*Excerpted passage*.
Many experts, including Prather, also now believe that COVID-19 can be transmitted via aerosols — basically, really tiny particles that can hang in the air for some time. For that reason, Prather has been beating the “wear masks” drum for months now, and recently published a piece in the journal Science that argued for universal masking.

“What people have missed for a long time, and now it seems to finally be catching on, is that when you have big drops from a cough or sneeze — or when people are talking, or singing, or breathing, you produce aerosols, and those don’t settle to the ground in 6 feet,” Prather said. Instead, aerosols can build up in the air and last there for hours.

The good news is that aerosols and other respiratory droplets are diluted much faster outdoors. And most viruses can also be inactivated in sunlight, Prather wrote in her paper. But there are no guarantees — especially with a virus about which so little is known ― and she has called for more studies examining what, exactly, happens to the coronavirus outdoors.

That’s why, for now, she believes mask wearing is a really simple step people can take toward helping cut transmission.

*Data provided*.
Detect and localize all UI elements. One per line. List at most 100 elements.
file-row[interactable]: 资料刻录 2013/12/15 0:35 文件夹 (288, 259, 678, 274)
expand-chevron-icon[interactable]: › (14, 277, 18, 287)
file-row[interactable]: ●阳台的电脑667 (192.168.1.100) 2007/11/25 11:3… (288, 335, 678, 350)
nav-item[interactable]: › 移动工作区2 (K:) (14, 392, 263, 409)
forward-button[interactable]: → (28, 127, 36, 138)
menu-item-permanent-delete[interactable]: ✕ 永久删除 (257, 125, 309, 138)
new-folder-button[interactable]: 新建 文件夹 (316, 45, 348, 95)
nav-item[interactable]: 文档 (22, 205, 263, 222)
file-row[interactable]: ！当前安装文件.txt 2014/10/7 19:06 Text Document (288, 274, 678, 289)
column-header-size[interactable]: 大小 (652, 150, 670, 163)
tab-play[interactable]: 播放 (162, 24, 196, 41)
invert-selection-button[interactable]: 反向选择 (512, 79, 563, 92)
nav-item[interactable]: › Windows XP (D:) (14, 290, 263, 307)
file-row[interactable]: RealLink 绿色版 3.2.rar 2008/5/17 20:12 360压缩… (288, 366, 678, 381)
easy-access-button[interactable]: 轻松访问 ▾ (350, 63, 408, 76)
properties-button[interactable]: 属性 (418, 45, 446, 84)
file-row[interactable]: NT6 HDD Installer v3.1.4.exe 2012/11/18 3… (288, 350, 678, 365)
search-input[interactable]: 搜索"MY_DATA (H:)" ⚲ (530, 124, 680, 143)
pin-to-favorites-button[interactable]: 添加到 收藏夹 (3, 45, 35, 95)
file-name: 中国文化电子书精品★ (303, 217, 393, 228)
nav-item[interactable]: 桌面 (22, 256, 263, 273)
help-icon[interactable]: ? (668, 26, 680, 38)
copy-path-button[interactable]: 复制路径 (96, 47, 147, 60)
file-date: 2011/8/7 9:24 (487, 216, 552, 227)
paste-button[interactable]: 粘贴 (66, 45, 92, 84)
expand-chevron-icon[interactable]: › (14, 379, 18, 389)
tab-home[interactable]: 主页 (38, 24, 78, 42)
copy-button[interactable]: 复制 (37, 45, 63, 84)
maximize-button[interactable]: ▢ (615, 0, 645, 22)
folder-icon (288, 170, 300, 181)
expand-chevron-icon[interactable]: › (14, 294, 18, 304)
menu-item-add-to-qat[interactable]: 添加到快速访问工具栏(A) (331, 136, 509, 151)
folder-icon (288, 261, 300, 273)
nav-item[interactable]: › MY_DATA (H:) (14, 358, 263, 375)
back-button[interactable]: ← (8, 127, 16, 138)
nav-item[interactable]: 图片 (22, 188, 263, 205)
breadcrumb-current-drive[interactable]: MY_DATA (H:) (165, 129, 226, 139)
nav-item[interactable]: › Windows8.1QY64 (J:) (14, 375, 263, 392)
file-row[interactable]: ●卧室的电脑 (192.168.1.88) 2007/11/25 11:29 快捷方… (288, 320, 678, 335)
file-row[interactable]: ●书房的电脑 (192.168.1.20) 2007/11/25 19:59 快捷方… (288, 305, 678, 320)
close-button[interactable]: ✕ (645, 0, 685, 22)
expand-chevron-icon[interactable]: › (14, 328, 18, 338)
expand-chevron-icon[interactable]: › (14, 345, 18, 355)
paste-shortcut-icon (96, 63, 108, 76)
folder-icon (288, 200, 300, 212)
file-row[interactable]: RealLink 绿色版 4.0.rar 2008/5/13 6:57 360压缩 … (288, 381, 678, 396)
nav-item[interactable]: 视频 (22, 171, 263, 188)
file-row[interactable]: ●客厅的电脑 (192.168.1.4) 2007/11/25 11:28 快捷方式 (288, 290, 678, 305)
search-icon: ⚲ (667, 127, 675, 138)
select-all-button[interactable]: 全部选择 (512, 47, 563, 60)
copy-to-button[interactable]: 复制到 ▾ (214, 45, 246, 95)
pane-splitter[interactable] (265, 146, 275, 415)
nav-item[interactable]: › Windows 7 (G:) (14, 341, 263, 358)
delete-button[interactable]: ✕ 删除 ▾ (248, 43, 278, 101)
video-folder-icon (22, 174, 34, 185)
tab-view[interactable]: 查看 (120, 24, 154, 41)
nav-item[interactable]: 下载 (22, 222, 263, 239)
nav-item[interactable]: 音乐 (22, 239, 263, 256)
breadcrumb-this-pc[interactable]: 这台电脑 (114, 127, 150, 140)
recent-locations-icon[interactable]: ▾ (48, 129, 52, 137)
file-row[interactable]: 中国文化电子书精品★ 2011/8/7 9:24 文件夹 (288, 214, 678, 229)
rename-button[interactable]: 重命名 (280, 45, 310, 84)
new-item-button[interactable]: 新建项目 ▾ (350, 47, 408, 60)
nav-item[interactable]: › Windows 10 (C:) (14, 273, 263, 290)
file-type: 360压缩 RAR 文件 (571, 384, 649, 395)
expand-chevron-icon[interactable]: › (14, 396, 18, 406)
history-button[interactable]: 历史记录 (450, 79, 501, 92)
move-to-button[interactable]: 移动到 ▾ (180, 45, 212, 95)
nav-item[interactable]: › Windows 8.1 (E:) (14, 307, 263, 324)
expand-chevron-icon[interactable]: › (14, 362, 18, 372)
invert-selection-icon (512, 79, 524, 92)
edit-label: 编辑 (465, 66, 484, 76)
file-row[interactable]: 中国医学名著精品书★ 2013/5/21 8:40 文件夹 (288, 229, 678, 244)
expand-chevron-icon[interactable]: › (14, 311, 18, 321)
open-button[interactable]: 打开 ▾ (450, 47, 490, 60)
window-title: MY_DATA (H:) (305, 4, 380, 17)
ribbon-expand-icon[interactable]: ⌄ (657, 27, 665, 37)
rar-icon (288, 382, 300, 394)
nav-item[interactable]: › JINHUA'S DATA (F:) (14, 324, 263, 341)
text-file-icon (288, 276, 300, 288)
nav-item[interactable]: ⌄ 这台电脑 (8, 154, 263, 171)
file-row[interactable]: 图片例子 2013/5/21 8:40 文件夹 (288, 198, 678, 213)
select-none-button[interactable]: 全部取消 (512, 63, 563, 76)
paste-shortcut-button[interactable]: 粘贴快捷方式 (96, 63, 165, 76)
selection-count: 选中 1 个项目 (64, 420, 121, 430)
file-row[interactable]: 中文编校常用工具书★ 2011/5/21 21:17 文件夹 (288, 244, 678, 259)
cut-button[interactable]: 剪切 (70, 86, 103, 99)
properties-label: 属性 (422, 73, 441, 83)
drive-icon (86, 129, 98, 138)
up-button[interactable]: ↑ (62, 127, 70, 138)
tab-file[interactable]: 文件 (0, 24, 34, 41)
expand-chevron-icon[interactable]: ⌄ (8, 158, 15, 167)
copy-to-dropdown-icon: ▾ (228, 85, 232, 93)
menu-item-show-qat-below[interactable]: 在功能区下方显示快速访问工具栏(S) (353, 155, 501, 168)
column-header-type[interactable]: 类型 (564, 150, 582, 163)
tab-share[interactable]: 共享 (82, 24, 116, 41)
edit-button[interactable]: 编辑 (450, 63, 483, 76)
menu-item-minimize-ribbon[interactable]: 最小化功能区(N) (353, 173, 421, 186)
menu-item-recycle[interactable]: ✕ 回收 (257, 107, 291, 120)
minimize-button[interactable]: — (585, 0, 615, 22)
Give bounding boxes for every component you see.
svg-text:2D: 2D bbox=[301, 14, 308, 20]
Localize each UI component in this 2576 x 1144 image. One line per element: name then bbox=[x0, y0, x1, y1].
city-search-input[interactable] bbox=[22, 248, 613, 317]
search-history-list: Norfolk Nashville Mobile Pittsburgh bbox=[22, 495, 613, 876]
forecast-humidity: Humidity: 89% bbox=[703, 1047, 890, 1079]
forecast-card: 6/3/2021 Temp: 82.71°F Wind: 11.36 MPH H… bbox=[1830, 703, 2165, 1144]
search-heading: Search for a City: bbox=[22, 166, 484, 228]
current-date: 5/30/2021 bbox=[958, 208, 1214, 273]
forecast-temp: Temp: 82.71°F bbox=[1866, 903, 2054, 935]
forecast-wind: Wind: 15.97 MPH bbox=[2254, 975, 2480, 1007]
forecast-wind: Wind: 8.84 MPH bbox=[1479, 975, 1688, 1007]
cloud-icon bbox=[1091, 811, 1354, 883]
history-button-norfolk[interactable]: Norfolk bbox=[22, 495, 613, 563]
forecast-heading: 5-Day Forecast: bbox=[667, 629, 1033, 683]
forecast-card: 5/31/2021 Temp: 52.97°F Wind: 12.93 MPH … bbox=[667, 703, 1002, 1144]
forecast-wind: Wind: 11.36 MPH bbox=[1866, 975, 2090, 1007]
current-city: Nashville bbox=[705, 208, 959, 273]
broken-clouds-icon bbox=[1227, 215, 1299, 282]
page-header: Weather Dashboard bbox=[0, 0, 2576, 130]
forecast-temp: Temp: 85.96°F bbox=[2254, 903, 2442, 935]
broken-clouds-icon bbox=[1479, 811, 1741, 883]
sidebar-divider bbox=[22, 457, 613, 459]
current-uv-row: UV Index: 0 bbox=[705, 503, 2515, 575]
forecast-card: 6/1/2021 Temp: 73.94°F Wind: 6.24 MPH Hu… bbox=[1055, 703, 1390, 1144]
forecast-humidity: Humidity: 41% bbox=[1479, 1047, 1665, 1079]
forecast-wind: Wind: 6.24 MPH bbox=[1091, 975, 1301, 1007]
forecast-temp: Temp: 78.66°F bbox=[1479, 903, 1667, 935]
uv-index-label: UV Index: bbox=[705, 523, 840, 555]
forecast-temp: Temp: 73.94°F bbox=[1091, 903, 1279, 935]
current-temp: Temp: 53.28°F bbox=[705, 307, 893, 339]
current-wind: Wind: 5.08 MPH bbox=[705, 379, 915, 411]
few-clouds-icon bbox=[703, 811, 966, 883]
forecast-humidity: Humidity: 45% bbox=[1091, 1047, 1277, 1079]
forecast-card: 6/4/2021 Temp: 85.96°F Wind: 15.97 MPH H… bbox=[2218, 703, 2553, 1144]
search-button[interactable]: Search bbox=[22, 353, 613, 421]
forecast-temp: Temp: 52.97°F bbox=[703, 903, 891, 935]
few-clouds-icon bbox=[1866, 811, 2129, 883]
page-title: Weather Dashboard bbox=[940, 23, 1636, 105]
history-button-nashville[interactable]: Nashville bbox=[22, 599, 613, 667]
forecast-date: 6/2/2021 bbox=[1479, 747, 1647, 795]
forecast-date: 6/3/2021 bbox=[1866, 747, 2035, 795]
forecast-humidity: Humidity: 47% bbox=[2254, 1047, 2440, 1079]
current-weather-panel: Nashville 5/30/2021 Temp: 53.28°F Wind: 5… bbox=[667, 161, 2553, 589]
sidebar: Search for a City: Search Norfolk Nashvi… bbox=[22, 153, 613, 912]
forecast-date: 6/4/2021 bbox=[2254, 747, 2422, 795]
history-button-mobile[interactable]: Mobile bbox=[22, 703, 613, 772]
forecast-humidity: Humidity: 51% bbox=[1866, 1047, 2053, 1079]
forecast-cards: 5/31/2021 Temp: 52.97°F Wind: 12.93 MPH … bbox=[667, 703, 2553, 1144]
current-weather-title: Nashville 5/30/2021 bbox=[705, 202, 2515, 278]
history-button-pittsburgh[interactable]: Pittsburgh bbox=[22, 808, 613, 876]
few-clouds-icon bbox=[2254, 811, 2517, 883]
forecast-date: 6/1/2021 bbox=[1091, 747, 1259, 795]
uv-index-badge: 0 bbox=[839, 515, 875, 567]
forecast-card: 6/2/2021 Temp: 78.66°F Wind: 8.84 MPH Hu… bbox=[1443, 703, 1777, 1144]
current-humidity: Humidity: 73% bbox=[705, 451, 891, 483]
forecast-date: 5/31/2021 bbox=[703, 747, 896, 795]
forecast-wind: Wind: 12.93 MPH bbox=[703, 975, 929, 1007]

*Task requirements*.
- A) Transcribe the part of the passage about aerosols and masks starting at "The good news" and ending at "helping cut transmission.".
- B) Summarize the passage about aerosols and masks in two sentences.
The listing is separate material and has no connection to the passage about aerosols and masks.

*Solution list*.
- A)
The good news is that aerosols and other respiratory droplets are diluted much faster outdoors. And most viruses can also be inactivated in sunlight, Prather wrote in her paper. But there are no guarantees — especially with a virus about which so little is known ― and she has called for more studies examining what, exactly, happens to the coronavirus outdoors.

That’s why, for now, she believes mask wearing is a really simple step people can take toward helping cut transmission.

- B) Prather and other experts believe COVID-19 can spread through aerosols, tiny particles that don't settle to the ground within 6 feet and can last in the air for hours, so she has argued for universal masking. Aerosols dilute faster outdoors and most viruses can be inactivated in sunlight, but with no guarantees she has called for more study and sees mask wearing as a simple step toward cutting transmission.